======== Given records ========

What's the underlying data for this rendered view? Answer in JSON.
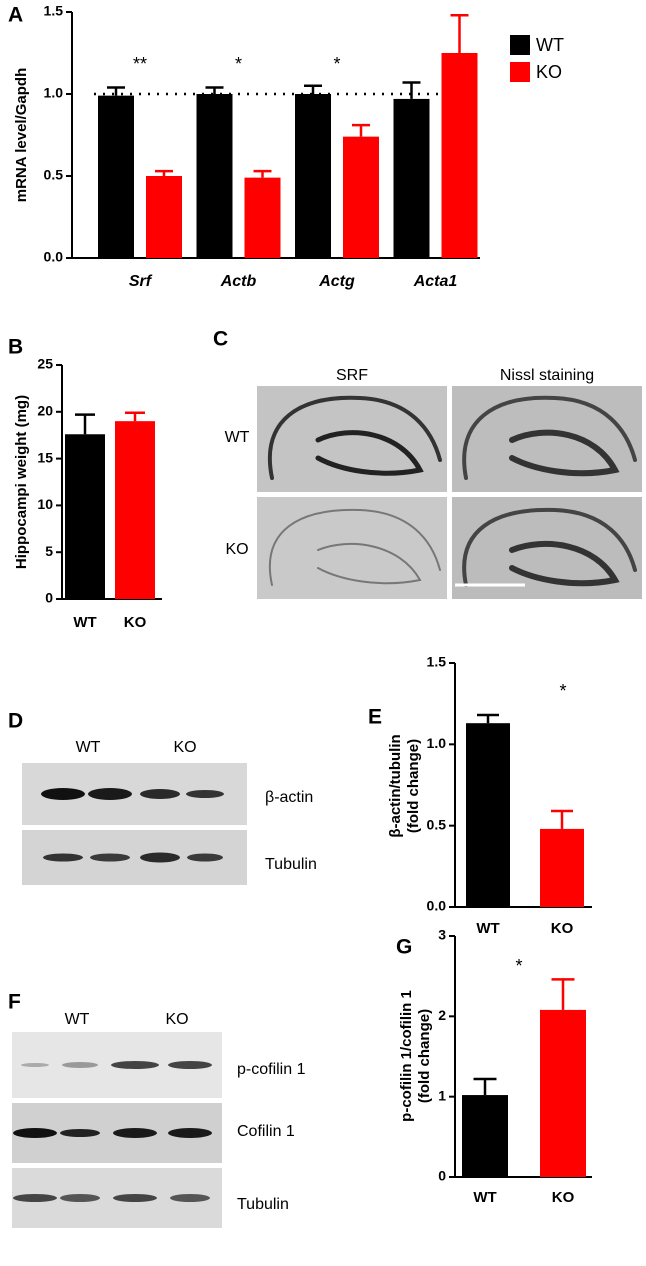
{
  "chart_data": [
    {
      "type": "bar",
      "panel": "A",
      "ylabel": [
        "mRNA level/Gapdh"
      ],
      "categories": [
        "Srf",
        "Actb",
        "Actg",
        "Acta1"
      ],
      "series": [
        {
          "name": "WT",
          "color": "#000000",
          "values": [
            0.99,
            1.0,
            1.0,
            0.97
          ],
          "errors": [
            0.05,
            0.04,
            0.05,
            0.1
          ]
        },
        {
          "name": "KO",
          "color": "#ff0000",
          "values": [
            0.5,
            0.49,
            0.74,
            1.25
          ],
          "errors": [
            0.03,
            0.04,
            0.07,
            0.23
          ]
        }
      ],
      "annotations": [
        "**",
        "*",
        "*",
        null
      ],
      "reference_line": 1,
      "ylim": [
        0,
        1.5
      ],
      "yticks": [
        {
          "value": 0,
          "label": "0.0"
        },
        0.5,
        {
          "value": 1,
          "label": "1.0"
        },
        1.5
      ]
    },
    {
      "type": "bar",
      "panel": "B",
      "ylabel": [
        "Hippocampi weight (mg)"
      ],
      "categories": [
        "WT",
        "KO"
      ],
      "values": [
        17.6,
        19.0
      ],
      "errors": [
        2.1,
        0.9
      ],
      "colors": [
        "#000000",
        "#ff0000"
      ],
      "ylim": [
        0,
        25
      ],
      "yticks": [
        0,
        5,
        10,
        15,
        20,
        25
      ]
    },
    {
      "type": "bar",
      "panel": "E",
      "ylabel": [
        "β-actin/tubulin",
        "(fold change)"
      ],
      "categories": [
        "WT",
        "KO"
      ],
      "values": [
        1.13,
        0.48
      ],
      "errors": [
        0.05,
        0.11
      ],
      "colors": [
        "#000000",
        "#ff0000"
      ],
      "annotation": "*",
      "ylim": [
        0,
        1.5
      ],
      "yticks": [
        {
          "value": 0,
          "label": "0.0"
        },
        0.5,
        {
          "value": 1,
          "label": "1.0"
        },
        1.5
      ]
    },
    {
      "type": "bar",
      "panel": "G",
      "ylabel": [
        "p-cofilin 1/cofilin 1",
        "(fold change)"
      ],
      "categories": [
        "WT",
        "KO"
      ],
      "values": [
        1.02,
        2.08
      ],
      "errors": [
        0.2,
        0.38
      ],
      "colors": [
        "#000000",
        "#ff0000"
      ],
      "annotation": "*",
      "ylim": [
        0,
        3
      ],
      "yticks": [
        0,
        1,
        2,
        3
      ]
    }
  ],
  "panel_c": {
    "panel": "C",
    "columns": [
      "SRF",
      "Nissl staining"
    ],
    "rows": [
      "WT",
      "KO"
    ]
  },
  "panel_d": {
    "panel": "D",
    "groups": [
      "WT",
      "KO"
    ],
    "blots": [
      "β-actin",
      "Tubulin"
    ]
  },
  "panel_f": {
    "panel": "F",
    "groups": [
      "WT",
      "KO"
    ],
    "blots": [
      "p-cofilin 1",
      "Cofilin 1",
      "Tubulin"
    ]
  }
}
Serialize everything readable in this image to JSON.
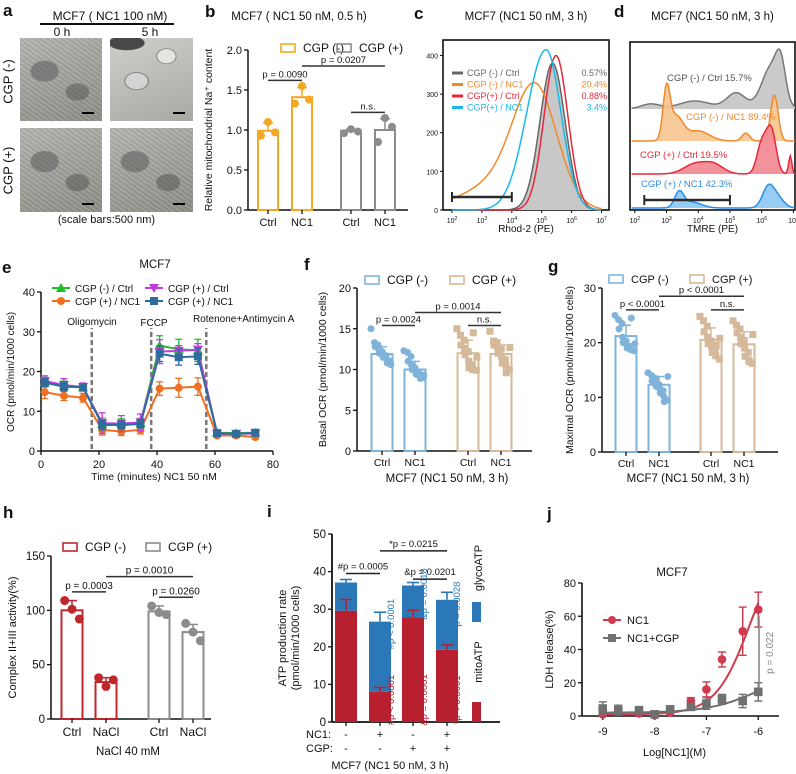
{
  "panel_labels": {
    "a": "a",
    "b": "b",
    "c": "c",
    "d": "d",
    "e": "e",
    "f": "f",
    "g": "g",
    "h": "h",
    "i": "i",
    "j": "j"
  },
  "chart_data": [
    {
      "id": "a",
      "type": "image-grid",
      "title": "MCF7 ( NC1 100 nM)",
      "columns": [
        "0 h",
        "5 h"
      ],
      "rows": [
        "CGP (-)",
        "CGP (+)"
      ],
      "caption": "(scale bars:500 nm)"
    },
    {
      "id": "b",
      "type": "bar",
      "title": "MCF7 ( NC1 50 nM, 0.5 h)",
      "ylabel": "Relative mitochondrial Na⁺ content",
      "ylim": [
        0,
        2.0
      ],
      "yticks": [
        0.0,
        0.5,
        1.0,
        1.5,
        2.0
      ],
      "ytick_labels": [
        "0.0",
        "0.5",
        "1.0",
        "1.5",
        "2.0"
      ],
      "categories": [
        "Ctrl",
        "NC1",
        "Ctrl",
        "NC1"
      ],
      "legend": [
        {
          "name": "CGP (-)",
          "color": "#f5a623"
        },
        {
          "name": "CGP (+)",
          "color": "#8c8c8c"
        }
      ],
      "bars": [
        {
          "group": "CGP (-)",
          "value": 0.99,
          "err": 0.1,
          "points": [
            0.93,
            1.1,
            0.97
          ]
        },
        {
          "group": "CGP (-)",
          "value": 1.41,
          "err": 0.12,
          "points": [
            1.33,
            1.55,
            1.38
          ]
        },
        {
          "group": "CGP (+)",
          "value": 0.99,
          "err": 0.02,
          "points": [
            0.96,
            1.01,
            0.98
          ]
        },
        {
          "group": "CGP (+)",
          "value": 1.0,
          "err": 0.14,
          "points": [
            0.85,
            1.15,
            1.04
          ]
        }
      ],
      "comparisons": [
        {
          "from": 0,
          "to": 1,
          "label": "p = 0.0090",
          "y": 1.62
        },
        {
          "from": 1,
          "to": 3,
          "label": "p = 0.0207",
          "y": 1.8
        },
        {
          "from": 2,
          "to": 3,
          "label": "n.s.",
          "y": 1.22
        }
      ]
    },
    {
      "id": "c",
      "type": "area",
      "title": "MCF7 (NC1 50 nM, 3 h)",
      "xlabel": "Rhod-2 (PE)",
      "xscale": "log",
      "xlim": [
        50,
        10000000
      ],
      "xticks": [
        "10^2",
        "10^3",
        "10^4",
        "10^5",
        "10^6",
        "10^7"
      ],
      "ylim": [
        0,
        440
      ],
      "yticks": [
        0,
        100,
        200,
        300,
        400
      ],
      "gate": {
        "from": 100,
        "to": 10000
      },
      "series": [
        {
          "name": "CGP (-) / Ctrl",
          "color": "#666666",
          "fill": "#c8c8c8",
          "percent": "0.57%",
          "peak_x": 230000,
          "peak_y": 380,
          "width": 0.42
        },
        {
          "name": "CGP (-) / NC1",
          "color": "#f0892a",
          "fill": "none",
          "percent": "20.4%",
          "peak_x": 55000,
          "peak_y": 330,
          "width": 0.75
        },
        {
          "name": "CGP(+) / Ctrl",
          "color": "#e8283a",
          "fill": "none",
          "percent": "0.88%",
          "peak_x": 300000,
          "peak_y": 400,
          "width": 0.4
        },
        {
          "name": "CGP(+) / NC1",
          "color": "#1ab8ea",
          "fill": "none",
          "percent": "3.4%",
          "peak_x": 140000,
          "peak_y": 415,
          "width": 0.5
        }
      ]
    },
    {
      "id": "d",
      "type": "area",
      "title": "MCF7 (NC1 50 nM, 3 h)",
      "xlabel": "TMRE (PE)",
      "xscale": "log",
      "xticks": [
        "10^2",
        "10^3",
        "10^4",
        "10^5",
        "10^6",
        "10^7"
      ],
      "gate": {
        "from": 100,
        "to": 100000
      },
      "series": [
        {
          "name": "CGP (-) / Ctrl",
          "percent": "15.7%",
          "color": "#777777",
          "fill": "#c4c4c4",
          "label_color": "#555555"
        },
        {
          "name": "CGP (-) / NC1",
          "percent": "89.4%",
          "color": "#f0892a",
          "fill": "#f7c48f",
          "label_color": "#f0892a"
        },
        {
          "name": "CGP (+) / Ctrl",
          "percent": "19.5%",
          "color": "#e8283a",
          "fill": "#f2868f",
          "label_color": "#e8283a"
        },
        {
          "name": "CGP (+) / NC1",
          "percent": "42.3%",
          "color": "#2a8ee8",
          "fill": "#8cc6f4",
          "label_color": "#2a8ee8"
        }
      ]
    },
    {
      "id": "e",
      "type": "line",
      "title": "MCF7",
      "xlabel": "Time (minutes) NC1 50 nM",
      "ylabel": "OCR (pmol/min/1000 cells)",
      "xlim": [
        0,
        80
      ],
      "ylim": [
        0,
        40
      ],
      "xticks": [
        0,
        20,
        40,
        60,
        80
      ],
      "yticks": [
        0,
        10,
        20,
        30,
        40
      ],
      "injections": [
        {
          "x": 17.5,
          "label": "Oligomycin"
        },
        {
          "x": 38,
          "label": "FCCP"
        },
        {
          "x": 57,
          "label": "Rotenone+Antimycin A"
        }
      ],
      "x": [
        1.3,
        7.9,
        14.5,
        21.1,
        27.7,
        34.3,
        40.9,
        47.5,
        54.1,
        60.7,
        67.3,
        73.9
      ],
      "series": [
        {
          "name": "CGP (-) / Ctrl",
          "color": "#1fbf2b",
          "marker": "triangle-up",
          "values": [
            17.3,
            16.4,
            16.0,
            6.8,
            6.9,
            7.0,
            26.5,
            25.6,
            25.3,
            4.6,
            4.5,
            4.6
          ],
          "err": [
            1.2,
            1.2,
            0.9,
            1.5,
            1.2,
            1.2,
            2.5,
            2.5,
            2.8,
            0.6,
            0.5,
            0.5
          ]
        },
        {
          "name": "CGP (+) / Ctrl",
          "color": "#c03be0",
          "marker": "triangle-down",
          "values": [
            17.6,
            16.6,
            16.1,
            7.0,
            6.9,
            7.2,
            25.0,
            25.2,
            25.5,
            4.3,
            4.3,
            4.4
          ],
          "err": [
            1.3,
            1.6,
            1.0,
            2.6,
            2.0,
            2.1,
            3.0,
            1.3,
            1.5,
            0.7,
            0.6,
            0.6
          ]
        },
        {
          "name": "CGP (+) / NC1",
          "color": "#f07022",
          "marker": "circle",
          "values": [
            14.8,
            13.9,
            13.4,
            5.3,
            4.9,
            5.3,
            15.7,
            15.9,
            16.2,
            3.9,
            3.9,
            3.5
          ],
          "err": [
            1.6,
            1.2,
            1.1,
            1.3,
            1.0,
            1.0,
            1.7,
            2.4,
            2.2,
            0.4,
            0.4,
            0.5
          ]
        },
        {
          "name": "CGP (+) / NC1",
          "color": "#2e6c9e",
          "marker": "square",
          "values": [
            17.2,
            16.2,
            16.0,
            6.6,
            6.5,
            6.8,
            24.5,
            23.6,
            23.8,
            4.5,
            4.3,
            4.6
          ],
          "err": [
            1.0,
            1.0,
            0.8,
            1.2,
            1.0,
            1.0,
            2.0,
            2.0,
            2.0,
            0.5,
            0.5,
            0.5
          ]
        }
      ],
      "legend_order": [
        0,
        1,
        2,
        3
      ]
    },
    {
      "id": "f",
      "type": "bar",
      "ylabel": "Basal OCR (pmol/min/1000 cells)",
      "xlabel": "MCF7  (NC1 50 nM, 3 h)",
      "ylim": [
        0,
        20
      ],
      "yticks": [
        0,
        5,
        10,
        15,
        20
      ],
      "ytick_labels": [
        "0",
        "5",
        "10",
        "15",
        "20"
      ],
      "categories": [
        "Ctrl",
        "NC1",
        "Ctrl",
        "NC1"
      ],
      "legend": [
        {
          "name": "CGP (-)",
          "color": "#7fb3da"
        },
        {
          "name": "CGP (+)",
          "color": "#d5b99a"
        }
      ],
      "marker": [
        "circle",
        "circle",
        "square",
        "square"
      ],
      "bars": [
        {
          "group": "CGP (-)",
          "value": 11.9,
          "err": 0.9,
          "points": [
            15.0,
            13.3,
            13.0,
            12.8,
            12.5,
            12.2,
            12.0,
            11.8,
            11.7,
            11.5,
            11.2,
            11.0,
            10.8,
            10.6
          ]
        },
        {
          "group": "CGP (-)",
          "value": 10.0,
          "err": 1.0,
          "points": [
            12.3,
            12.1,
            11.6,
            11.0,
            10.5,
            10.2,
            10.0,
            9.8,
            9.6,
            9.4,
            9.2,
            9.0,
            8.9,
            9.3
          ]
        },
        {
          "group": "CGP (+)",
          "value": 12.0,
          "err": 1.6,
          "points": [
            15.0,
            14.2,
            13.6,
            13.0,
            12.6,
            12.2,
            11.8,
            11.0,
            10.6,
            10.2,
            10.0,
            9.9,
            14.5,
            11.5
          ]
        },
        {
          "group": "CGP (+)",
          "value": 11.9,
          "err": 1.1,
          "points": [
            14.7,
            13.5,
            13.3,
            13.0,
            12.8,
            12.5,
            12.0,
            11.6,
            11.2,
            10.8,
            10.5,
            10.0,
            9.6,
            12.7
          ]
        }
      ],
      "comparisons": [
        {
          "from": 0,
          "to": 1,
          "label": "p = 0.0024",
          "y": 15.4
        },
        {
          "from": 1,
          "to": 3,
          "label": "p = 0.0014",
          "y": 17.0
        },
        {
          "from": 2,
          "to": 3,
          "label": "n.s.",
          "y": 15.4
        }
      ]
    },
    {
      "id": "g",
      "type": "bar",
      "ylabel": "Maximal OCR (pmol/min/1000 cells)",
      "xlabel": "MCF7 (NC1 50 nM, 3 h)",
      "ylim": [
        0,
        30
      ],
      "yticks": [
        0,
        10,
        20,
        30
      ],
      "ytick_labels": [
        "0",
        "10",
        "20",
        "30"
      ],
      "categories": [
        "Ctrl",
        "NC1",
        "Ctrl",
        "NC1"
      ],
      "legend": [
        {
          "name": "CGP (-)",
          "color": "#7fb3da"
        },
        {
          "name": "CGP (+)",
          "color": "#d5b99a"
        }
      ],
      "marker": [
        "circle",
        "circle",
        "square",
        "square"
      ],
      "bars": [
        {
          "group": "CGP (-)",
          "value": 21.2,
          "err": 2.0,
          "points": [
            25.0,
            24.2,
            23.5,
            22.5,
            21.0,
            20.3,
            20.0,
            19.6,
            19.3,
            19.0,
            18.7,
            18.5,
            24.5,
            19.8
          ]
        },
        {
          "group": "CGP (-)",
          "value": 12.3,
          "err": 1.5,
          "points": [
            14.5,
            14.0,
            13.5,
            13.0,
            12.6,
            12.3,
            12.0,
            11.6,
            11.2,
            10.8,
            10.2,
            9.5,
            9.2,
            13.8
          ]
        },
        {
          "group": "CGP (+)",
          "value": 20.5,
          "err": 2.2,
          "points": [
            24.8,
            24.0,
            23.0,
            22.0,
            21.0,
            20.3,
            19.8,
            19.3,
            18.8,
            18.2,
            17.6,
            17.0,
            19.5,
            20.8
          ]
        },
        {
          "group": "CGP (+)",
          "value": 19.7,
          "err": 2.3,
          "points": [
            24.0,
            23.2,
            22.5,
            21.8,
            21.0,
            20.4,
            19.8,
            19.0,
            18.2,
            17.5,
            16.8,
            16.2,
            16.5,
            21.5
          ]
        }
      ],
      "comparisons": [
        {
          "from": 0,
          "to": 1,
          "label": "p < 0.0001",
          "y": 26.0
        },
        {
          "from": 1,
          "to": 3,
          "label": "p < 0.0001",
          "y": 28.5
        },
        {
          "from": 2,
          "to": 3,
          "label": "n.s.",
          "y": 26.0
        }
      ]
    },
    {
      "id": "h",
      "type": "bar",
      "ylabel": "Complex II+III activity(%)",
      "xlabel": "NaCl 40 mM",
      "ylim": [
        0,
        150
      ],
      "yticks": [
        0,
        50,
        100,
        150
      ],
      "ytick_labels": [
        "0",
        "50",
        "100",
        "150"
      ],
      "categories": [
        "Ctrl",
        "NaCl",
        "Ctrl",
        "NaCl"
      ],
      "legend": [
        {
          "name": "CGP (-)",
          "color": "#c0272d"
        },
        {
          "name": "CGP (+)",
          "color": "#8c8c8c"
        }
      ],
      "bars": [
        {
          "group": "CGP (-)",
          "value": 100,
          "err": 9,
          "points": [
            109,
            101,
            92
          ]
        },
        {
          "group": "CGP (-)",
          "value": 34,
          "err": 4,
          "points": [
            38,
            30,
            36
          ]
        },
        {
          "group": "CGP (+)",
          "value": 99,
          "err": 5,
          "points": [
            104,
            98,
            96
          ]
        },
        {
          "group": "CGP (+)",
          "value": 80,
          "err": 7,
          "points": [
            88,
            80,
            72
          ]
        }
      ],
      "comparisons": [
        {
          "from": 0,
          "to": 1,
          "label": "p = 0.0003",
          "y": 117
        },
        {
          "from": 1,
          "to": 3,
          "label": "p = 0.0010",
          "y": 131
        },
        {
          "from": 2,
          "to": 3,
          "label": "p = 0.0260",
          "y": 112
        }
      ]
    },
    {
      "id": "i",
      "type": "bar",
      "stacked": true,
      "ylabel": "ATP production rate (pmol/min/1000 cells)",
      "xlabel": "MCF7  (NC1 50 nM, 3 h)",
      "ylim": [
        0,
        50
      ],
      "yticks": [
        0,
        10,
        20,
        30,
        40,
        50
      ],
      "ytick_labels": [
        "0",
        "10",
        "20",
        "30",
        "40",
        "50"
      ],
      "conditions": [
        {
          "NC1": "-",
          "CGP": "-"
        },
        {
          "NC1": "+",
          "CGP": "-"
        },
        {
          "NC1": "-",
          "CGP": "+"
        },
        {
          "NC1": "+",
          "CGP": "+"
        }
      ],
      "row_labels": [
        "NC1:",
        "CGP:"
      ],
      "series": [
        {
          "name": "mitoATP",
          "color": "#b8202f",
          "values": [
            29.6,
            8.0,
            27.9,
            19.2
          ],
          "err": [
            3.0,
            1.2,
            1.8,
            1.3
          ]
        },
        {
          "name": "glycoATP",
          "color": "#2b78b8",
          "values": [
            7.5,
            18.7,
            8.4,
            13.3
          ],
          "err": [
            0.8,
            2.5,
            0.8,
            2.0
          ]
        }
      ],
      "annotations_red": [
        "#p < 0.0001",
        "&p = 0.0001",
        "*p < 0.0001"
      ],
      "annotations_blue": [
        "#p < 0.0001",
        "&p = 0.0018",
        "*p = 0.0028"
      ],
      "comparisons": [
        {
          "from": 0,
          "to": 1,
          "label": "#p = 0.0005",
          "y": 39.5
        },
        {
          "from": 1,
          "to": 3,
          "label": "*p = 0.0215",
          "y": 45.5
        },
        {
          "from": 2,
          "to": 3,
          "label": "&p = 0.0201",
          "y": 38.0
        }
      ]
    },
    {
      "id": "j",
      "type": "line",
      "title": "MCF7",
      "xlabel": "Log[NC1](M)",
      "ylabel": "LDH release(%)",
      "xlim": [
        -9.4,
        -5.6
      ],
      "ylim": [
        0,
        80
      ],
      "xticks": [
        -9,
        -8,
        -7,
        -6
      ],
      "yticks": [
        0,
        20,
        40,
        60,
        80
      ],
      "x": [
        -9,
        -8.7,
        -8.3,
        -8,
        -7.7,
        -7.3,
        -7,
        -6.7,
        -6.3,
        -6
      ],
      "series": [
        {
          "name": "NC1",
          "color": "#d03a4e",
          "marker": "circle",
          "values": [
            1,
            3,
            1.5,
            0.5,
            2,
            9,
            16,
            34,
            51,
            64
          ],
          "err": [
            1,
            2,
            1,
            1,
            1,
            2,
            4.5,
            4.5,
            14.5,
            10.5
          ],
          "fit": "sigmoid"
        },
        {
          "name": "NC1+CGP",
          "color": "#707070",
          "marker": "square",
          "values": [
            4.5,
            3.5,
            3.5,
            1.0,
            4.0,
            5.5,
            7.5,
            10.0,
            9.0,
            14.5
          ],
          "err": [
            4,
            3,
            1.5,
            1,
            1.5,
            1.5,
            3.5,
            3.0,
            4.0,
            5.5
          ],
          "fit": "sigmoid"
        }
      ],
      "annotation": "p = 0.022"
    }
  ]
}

========

> [What the task requires]:
Say only the number of lines above holding "fill".

> [Written response]:
8